EXERCISE INPUTS =
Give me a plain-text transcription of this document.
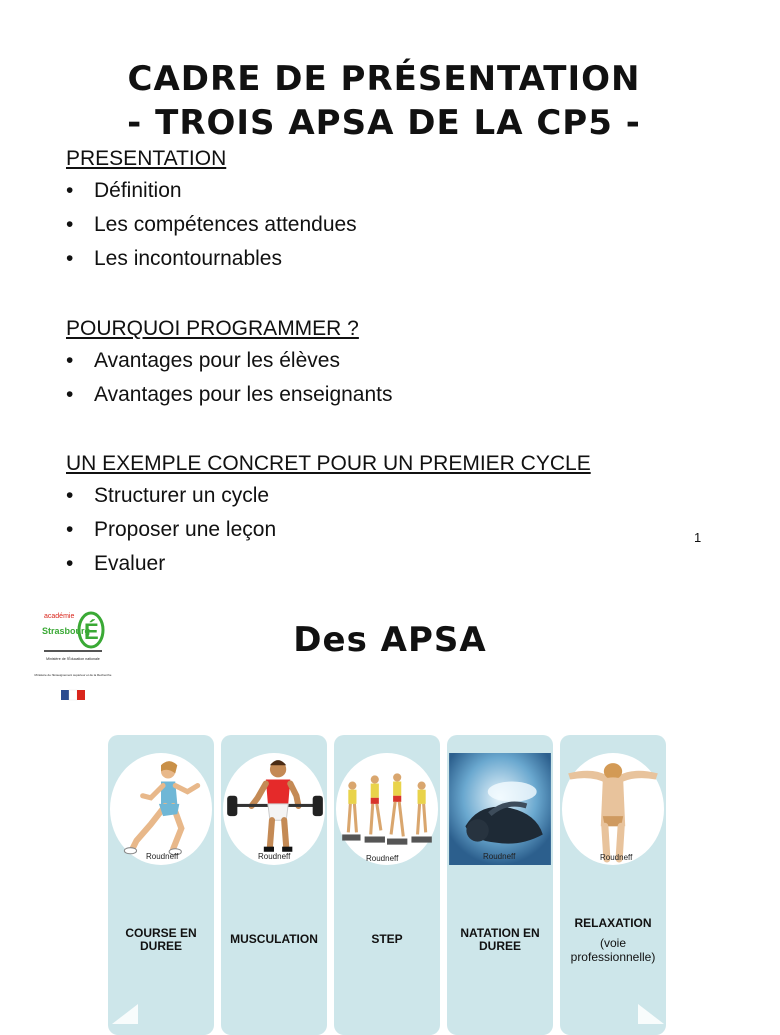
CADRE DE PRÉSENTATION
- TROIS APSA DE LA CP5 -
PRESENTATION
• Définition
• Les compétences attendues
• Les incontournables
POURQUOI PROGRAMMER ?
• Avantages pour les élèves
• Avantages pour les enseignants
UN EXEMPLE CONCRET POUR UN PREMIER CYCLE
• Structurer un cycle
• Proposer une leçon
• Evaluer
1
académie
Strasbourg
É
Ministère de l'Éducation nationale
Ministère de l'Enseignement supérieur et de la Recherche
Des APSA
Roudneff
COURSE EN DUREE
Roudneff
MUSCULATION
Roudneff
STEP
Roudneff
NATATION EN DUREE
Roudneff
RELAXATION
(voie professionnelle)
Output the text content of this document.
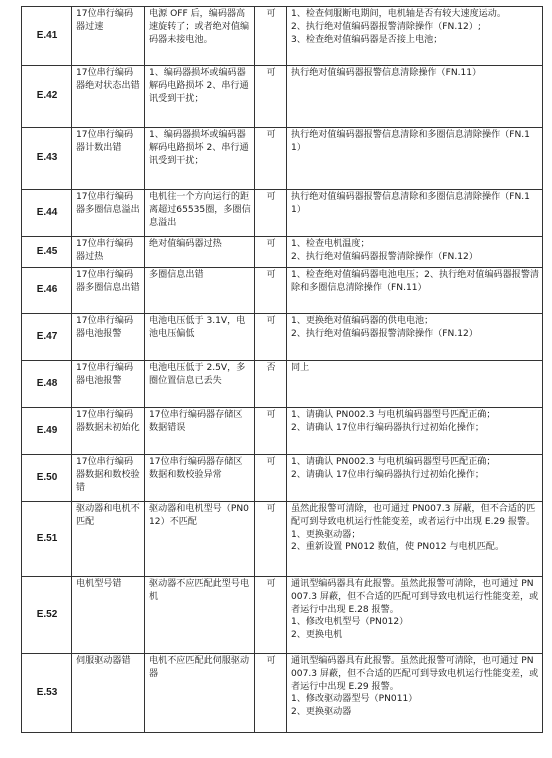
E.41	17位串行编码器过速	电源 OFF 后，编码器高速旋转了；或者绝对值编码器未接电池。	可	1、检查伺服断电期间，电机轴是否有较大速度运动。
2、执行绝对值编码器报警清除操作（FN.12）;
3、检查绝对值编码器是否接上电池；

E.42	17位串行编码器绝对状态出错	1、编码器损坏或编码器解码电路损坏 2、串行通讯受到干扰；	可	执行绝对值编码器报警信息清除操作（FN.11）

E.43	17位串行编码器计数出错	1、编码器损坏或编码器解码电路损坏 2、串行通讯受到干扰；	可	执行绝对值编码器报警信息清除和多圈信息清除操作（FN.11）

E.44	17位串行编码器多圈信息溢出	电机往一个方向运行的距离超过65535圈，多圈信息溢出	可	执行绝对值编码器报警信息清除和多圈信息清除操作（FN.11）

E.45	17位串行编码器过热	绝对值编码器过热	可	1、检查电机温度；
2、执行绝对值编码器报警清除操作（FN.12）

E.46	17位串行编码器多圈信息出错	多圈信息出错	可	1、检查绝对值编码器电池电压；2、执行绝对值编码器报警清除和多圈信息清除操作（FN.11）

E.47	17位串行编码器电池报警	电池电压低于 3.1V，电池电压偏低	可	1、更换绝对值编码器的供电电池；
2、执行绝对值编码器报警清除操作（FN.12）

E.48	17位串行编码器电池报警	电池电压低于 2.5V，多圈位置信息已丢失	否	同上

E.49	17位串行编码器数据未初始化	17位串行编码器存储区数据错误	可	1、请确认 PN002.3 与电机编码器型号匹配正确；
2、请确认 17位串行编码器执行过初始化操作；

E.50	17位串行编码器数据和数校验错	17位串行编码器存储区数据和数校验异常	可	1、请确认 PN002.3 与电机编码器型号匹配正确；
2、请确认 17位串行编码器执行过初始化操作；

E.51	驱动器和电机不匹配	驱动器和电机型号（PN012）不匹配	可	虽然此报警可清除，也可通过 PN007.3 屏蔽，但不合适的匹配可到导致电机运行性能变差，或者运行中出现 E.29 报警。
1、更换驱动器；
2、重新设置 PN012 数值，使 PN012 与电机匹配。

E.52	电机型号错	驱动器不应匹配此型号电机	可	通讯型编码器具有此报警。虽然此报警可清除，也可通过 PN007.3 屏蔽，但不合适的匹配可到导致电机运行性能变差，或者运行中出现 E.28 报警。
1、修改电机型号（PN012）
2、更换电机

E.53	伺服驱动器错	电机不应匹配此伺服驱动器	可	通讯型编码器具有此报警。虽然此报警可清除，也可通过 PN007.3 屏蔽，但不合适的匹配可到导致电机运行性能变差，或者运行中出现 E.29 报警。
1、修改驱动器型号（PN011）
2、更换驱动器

WHAT IS BEING ASKED = Leave out the pictures and retype every line above exactly.

PROBLEM SOLUTION =
Give me a plain-text transcription of this document.
CADRE DE PRÉSENTATION
- TROIS APSA DE LA CP5 -
PRESENTATION
• Définition
• Les compétences attendues
• Les incontournables
POURQUOI PROGRAMMER ?
• Avantages pour les élèves
• Avantages pour les enseignants
UN EXEMPLE CONCRET POUR UN PREMIER CYCLE
• Structurer un cycle
• Proposer une leçon
• Evaluer
1
académie
Strasbourg
É
Ministère de l'Éducation nationale
Ministère de l'Enseignement supérieur et de la Recherche
Des APSA
Roudneff
COURSE EN DUREE
Roudneff
MUSCULATION
Roudneff
STEP
Roudneff
NATATION EN DUREE
Roudneff
RELAXATION
(voie professionnelle)
Output the text content of this document.
E.41	17位串行编码器过速	电源 OFF 后，编码器高速旋转了；或者绝对值编码器未接电池。	可	1、检查伺服断电期间，电机轴是否有较大速度运动。
2、执行绝对值编码器报警清除操作（FN.12）;
3、检查绝对值编码器是否接上电池；

E.42	17位串行编码器绝对状态出错	1、编码器损坏或编码器解码电路损坏 2、串行通讯受到干扰；	可	执行绝对值编码器报警信息清除操作（FN.11）

E.43	17位串行编码器计数出错	1、编码器损坏或编码器解码电路损坏 2、串行通讯受到干扰；	可	执行绝对值编码器报警信息清除和多圈信息清除操作（FN.11）

E.44	17位串行编码器多圈信息溢出	电机往一个方向运行的距离超过65535圈，多圈信息溢出	可	执行绝对值编码器报警信息清除和多圈信息清除操作（FN.11）

E.45	17位串行编码器过热	绝对值编码器过热	可	1、检查电机温度；
2、执行绝对值编码器报警清除操作（FN.12）

E.46	17位串行编码器多圈信息出错	多圈信息出错	可	1、检查绝对值编码器电池电压；2、执行绝对值编码器报警清除和多圈信息清除操作（FN.11）

E.47	17位串行编码器电池报警	电池电压低于 3.1V，电池电压偏低	可	1、更换绝对值编码器的供电电池；
2、执行绝对值编码器报警清除操作（FN.12）

E.48	17位串行编码器电池报警	电池电压低于 2.5V，多圈位置信息已丢失	否	同上

E.49	17位串行编码器数据未初始化	17位串行编码器存储区数据错误	可	1、请确认 PN002.3 与电机编码器型号匹配正确；
2、请确认 17位串行编码器执行过初始化操作；

E.50	17位串行编码器数据和数校验错	17位串行编码器存储区数据和数校验异常	可	1、请确认 PN002.3 与电机编码器型号匹配正确；
2、请确认 17位串行编码器执行过初始化操作；

E.51	驱动器和电机不匹配	驱动器和电机型号（PN012）不匹配	可	虽然此报警可清除，也可通过 PN007.3 屏蔽，但不合适的匹配可到导致电机运行性能变差，或者运行中出现 E.29 报警。
1、更换驱动器；
2、重新设置 PN012 数值，使 PN012 与电机匹配。

E.52	电机型号错	驱动器不应匹配此型号电机	可	通讯型编码器具有此报警。虽然此报警可清除，也可通过 PN007.3 屏蔽，但不合适的匹配可到导致电机运行性能变差，或者运行中出现 E.28 报警。
1、修改电机型号（PN012）
2、更换电机

E.53	伺服驱动器错	电机不应匹配此伺服驱动器	可	通讯型编码器具有此报警。虽然此报警可清除，也可通过 PN007.3 屏蔽，但不合适的匹配可到导致电机运行性能变差，或者运行中出现 E.29 报警。
1、修改驱动器型号（PN011）
2、更换驱动器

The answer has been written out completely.